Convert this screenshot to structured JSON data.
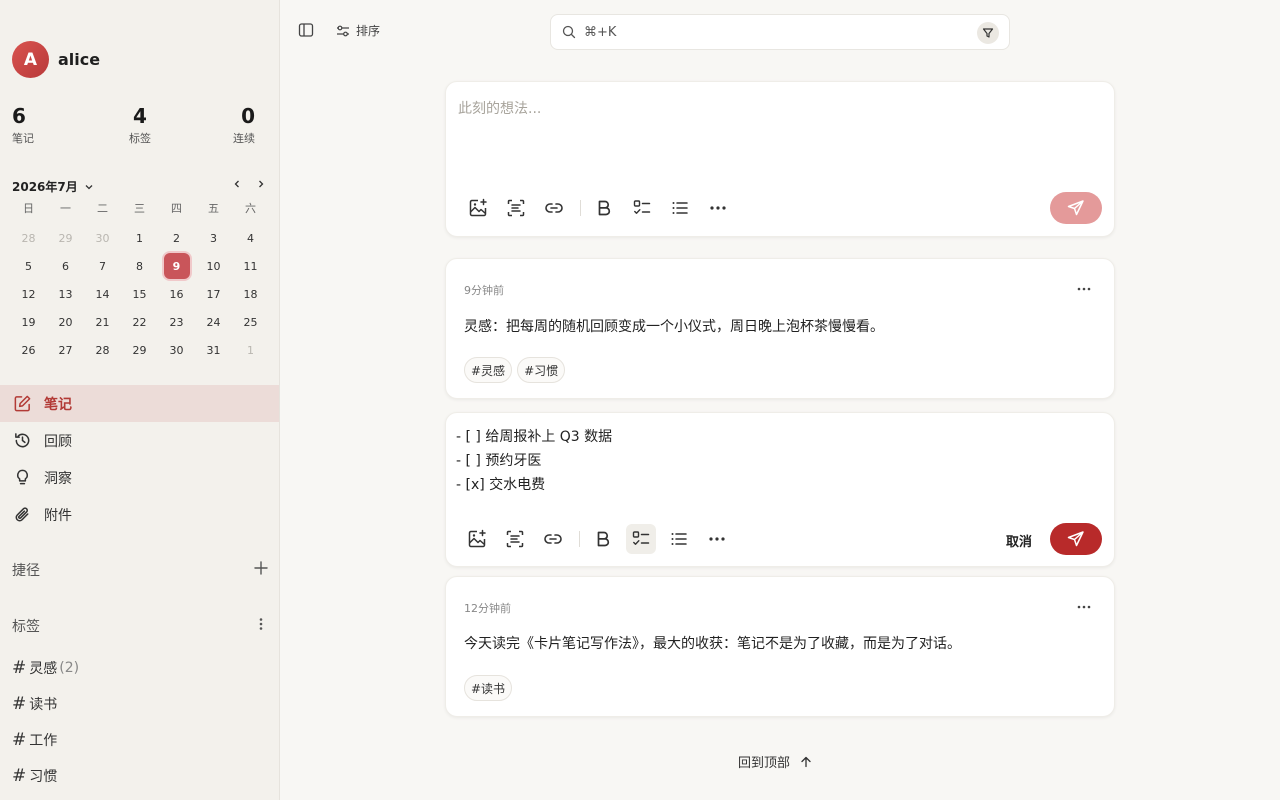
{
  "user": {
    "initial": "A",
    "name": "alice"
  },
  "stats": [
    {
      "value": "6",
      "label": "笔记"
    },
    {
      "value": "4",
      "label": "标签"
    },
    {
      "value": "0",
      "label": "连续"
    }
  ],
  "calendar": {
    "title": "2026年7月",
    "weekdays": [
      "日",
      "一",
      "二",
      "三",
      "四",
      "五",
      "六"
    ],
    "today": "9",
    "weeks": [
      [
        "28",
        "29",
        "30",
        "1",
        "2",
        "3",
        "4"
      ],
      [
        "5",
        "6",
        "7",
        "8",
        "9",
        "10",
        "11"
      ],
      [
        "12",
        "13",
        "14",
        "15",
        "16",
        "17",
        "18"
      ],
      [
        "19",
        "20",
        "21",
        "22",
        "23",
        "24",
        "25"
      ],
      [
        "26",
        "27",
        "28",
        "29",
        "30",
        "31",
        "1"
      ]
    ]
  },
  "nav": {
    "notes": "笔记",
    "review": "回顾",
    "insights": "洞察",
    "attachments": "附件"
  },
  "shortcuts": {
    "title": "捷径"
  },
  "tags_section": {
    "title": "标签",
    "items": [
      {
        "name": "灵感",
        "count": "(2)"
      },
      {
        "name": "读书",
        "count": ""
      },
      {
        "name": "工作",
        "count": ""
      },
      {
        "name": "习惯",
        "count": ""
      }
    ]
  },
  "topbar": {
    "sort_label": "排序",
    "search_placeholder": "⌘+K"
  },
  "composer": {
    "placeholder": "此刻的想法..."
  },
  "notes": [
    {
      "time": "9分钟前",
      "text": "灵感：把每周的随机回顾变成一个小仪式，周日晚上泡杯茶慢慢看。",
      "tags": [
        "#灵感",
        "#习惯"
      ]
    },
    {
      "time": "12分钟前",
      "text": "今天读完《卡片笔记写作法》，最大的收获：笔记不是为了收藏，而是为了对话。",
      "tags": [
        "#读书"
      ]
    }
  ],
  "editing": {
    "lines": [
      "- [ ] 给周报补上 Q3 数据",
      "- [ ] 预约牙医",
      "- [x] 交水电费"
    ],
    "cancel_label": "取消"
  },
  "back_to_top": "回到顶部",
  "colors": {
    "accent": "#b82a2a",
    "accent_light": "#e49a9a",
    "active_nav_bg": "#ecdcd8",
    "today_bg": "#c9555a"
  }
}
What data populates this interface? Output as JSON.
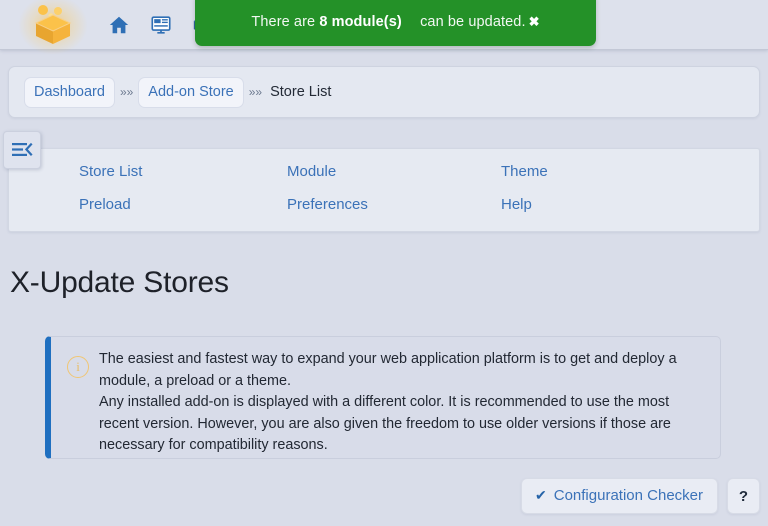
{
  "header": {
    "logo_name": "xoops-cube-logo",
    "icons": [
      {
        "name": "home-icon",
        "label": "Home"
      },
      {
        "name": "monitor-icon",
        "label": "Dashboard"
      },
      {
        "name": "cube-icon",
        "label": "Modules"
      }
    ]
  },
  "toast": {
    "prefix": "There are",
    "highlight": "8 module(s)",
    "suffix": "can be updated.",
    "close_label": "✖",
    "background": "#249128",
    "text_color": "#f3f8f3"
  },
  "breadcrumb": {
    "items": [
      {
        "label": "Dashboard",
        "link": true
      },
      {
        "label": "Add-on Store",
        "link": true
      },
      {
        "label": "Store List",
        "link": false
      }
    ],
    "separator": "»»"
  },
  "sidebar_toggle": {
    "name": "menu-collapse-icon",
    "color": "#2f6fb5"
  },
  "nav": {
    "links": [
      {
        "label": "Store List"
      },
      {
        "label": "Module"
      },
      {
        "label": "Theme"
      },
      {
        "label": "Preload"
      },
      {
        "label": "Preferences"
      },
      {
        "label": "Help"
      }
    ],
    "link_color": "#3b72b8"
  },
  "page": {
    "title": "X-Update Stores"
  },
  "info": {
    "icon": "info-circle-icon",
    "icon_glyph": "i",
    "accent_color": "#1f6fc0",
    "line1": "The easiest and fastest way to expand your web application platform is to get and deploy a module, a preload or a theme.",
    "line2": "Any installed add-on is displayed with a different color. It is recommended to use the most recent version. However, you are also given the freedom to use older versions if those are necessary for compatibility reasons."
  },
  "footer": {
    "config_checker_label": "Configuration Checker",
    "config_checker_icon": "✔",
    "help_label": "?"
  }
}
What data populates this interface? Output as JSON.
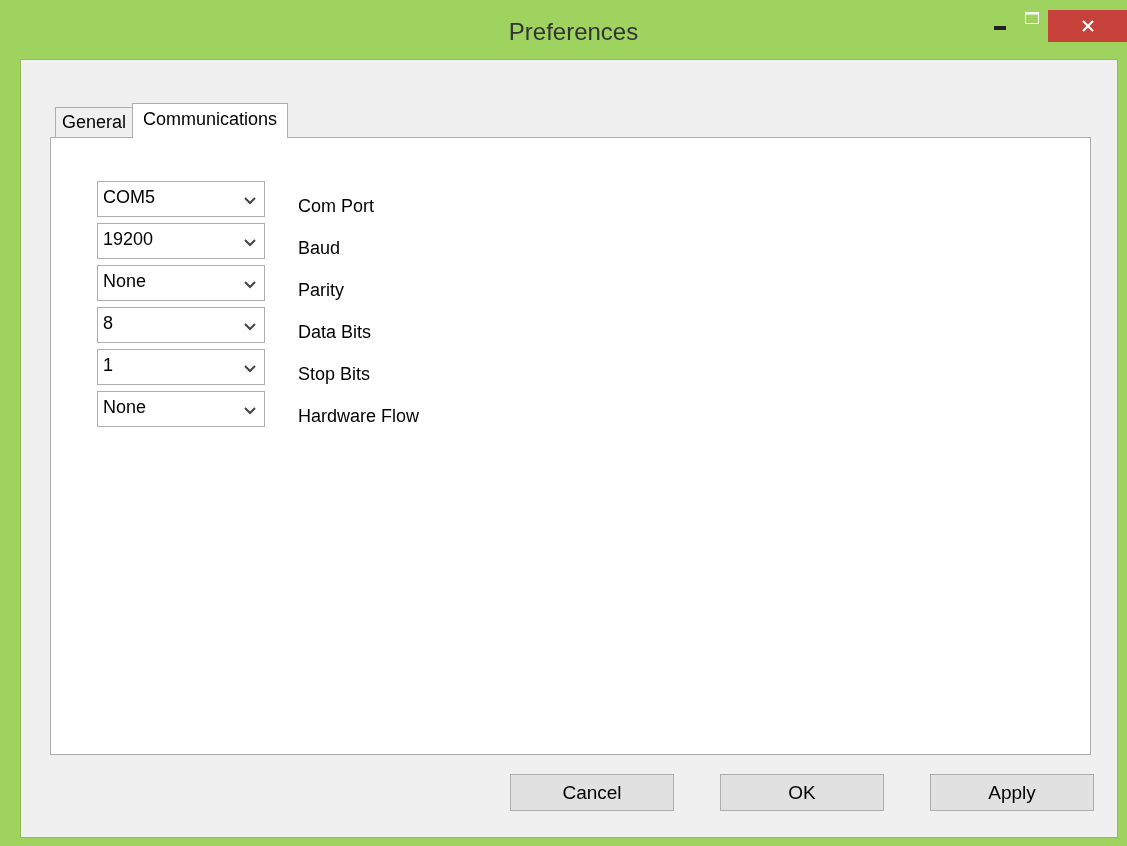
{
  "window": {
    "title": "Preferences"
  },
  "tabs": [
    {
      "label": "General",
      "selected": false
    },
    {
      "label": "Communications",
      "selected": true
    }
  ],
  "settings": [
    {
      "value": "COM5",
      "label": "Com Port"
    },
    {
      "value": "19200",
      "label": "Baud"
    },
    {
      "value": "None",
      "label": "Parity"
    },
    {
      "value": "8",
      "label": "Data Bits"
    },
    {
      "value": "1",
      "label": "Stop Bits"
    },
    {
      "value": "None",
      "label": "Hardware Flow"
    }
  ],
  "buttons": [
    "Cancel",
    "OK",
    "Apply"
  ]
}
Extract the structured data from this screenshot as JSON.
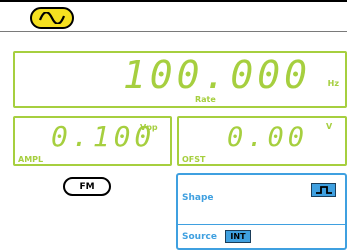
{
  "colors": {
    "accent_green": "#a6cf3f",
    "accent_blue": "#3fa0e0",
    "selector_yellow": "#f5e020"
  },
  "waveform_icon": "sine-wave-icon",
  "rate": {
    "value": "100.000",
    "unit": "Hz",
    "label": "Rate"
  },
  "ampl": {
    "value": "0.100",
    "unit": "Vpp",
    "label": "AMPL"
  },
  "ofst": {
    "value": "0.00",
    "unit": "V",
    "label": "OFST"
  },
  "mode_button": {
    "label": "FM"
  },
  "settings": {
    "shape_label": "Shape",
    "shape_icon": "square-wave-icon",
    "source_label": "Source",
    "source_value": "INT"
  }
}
• • •
- STATED GOAL -
Using the listing above, pick out each line that contains the word "cube", then copy it.

- ANSWER BELOW -
    "logo_name": "xoops-cube-logo",
        "name": "cube-icon",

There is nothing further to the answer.